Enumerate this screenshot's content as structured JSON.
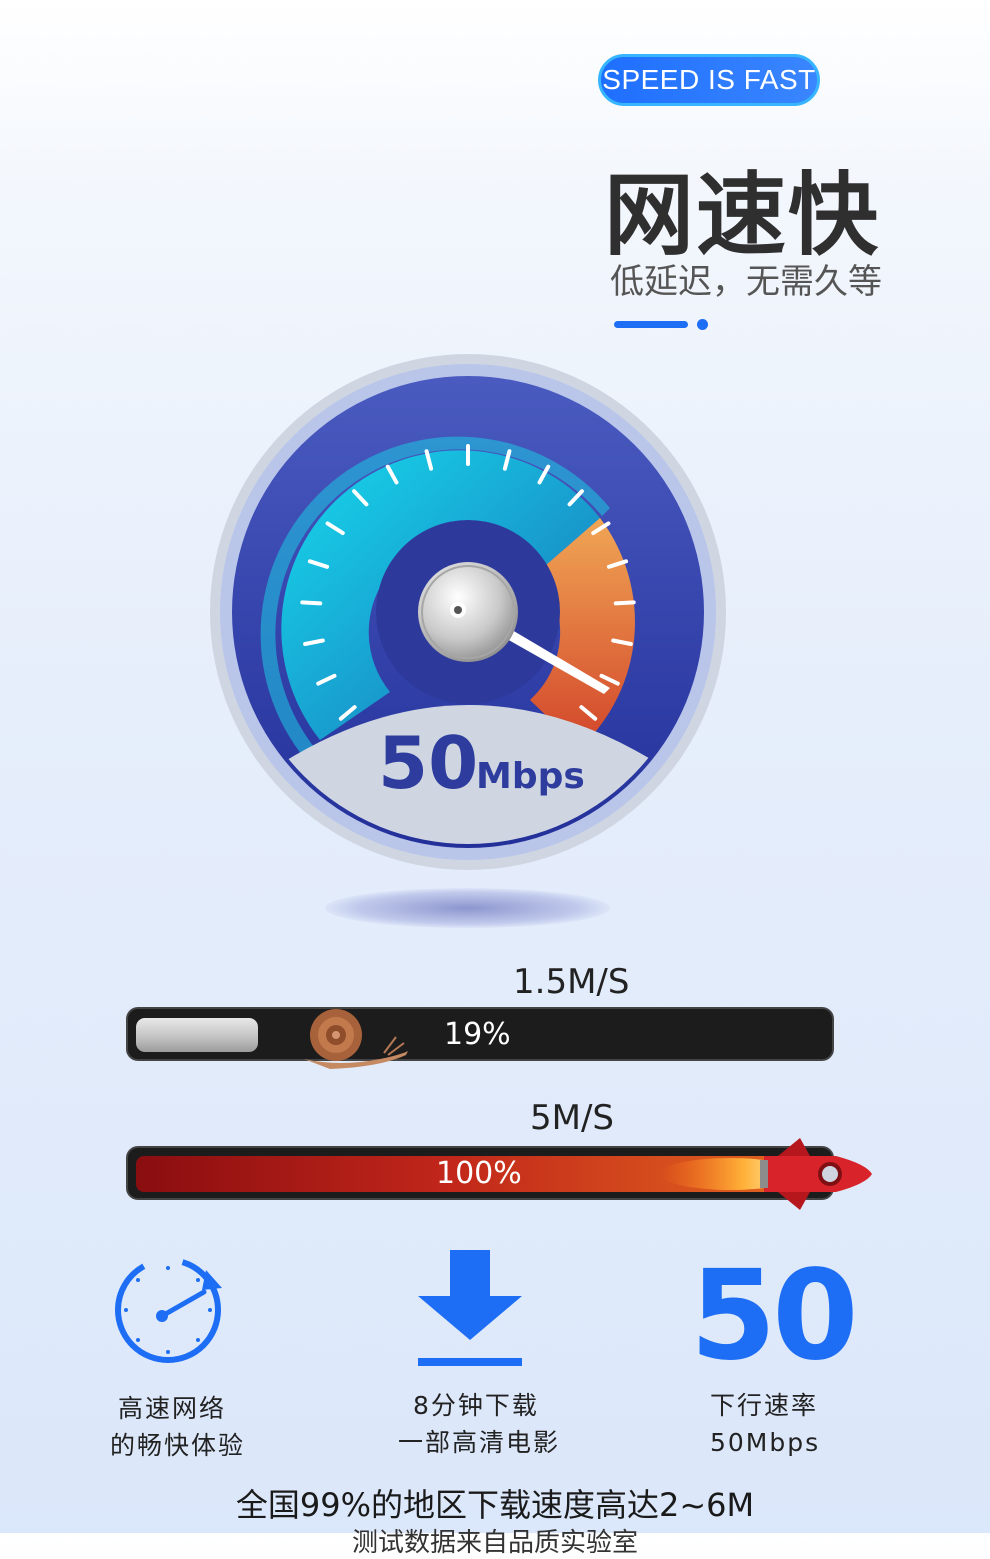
{
  "badge": "SPEED IS FAST",
  "headline": "网速快",
  "subline": "低延迟，无需久等",
  "gauge": {
    "value": "50",
    "unit": "Mbps"
  },
  "comparison": [
    {
      "speed_label": "1.5M/S",
      "percent_label": "19%",
      "progress": 0.19,
      "icon": "snail-icon"
    },
    {
      "speed_label": "5M/S",
      "percent_label": "100%",
      "progress": 1.0,
      "icon": "rocket-icon"
    }
  ],
  "features": [
    {
      "icon": "stopwatch-icon",
      "line1": "高速网络",
      "line2": "的畅快体验"
    },
    {
      "icon": "download-icon",
      "line1": "8分钟下载",
      "line2": "一部高清电影"
    },
    {
      "icon": "",
      "big": "50",
      "line1": "下行速率",
      "line2": "50Mbps"
    }
  ],
  "footer": "全国99%的地区下载速度高达2~6M",
  "footer_note": "测试数据来自品质实验室",
  "colors": {
    "accent": "#1d6ef5",
    "badge_border": "#37b6ff",
    "gauge_dark": "#2d3a9c",
    "gauge_cyan": "#1ec8e6",
    "gauge_orange": "#e8863a"
  }
}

— Short exercise —
Retype the data above exactly; pictures are not part of the copy.

— Finished task —
Enumerate this screenshot's content as structured JSON.
{
  "badge": "SPEED IS FAST",
  "headline": "网速快",
  "subline": "低延迟，无需久等",
  "gauge": {
    "value": "50",
    "unit": "Mbps"
  },
  "comparison": [
    {
      "speed_label": "1.5M/S",
      "percent_label": "19%",
      "progress": 0.19,
      "icon": "snail-icon"
    },
    {
      "speed_label": "5M/S",
      "percent_label": "100%",
      "progress": 1.0,
      "icon": "rocket-icon"
    }
  ],
  "features": [
    {
      "icon": "stopwatch-icon",
      "line1": "高速网络",
      "line2": "的畅快体验"
    },
    {
      "icon": "download-icon",
      "line1": "8分钟下载",
      "line2": "一部高清电影"
    },
    {
      "icon": "",
      "big": "50",
      "line1": "下行速率",
      "line2": "50Mbps"
    }
  ],
  "footer": "全国99%的地区下载速度高达2~6M",
  "footer_note": "测试数据来自品质实验室",
  "colors": {
    "accent": "#1d6ef5",
    "badge_border": "#37b6ff",
    "gauge_dark": "#2d3a9c",
    "gauge_cyan": "#1ec8e6",
    "gauge_orange": "#e8863a"
  }
}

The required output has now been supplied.